:: Stored dataset items ::
%%
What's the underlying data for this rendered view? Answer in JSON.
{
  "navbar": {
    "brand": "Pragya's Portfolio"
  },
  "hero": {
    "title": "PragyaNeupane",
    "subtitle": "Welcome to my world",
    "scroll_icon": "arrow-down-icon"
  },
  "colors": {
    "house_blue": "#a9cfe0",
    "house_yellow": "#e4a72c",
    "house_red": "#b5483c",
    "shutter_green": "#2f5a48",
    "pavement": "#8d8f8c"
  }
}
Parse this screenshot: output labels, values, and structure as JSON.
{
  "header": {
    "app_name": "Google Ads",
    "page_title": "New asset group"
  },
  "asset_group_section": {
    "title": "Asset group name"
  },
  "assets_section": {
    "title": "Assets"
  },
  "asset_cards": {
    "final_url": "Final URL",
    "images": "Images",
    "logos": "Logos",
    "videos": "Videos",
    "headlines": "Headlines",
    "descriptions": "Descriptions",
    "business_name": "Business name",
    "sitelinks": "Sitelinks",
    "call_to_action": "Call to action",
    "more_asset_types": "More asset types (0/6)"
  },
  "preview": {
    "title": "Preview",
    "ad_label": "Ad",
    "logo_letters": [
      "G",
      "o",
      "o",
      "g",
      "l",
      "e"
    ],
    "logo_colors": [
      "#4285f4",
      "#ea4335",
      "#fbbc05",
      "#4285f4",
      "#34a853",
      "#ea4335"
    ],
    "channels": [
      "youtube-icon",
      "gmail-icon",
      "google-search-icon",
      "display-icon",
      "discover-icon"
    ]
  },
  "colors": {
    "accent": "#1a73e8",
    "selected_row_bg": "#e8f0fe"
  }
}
%%
:: PROMPT ::
How many lines in the listing above contain the string "JSON"? Answer with the number only.

:: TASK RESPONSE ::
2